Extract each record and reproduce it exactly.

>> Start Provided entries

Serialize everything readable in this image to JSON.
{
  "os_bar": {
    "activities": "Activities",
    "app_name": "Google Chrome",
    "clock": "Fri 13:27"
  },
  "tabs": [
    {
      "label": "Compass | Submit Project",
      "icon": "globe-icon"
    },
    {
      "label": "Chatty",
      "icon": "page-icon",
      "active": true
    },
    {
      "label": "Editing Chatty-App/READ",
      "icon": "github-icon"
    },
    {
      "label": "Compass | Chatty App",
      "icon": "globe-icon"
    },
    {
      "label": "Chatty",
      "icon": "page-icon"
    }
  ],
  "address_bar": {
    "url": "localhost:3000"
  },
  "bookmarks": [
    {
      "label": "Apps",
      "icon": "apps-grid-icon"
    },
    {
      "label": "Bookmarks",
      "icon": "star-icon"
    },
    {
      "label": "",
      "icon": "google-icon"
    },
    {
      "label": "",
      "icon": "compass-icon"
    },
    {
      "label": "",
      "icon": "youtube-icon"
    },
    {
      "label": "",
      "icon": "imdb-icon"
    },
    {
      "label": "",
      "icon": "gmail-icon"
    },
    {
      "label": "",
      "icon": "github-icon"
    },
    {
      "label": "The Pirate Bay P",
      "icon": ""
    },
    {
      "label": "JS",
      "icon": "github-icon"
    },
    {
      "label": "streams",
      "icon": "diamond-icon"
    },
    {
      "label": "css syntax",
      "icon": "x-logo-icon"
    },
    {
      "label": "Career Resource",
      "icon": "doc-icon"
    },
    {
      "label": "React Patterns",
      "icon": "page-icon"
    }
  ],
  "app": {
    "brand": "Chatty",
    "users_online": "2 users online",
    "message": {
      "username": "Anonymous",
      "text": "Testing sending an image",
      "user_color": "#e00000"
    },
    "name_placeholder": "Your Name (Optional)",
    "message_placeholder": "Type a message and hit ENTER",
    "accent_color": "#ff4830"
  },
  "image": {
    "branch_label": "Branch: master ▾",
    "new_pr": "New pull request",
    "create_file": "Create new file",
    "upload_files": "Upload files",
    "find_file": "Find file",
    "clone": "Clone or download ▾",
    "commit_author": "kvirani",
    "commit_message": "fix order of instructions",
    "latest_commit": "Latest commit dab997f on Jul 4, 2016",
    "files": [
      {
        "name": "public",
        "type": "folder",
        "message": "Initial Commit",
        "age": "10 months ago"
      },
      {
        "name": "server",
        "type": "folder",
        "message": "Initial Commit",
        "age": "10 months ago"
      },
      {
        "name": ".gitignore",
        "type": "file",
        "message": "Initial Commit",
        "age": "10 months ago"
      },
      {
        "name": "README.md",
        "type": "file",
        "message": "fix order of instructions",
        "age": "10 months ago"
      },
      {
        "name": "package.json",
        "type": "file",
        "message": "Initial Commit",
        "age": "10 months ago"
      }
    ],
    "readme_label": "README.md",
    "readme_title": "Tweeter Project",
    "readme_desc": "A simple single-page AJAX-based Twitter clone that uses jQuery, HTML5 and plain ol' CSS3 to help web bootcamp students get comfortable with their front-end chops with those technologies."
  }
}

>> End Provided entries

* **Full answer**:
Serialize everything readable in this image to JSON.
{
  "os_bar": {
    "activities": "Activities",
    "app_name": "Google Chrome",
    "clock": "Fri 13:27"
  },
  "tabs": [
    {
      "label": "Compass | Submit Project",
      "icon": "globe-icon"
    },
    {
      "label": "Chatty",
      "icon": "page-icon",
      "active": true
    },
    {
      "label": "Editing Chatty-App/READ",
      "icon": "github-icon"
    },
    {
      "label": "Compass | Chatty App",
      "icon": "globe-icon"
    },
    {
      "label": "Chatty",
      "icon": "page-icon"
    }
  ],
  "address_bar": {
    "url": "localhost:3000"
  },
  "bookmarks": [
    {
      "label": "Apps",
      "icon": "apps-grid-icon"
    },
    {
      "label": "Bookmarks",
      "icon": "star-icon"
    },
    {
      "label": "",
      "icon": "google-icon"
    },
    {
      "label": "",
      "icon": "compass-icon"
    },
    {
      "label": "",
      "icon": "youtube-icon"
    },
    {
      "label": "",
      "icon": "imdb-icon"
    },
    {
      "label": "",
      "icon": "gmail-icon"
    },
    {
      "label": "",
      "icon": "github-icon"
    },
    {
      "label": "The Pirate Bay P",
      "icon": ""
    },
    {
      "label": "JS",
      "icon": "github-icon"
    },
    {
      "label": "streams",
      "icon": "diamond-icon"
    },
    {
      "label": "css syntax",
      "icon": "x-logo-icon"
    },
    {
      "label": "Career Resource",
      "icon": "doc-icon"
    },
    {
      "label": "React Patterns",
      "icon": "page-icon"
    }
  ],
  "app": {
    "brand": "Chatty",
    "users_online": "2 users online",
    "message": {
      "username": "Anonymous",
      "text": "Testing sending an image",
      "user_color": "#e00000"
    },
    "name_placeholder": "Your Name (Optional)",
    "message_placeholder": "Type a message and hit ENTER",
    "accent_color": "#ff4830"
  },
  "image": {
    "branch_label": "Branch: master ▾",
    "new_pr": "New pull request",
    "create_file": "Create new file",
    "upload_files": "Upload files",
    "find_file": "Find file",
    "clone": "Clone or download ▾",
    "commit_author": "kvirani",
    "commit_message": "fix order of instructions",
    "latest_commit": "Latest commit dab997f on Jul 4, 2016",
    "files": [
      {
        "name": "public",
        "type": "folder",
        "message": "Initial Commit",
        "age": "10 months ago"
      },
      {
        "name": "server",
        "type": "folder",
        "message": "Initial Commit",
        "age": "10 months ago"
      },
      {
        "name": ".gitignore",
        "type": "file",
        "message": "Initial Commit",
        "age": "10 months ago"
      },
      {
        "name": "README.md",
        "type": "file",
        "message": "fix order of instructions",
        "age": "10 months ago"
      },
      {
        "name": "package.json",
        "type": "file",
        "message": "Initial Commit",
        "age": "10 months ago"
      }
    ],
    "readme_label": "README.md",
    "readme_title": "Tweeter Project",
    "readme_desc": "A simple single-page AJAX-based Twitter clone that uses jQuery, HTML5 and plain ol' CSS3 to help web bootcamp students get comfortable with their front-end chops with those technologies."
  }
}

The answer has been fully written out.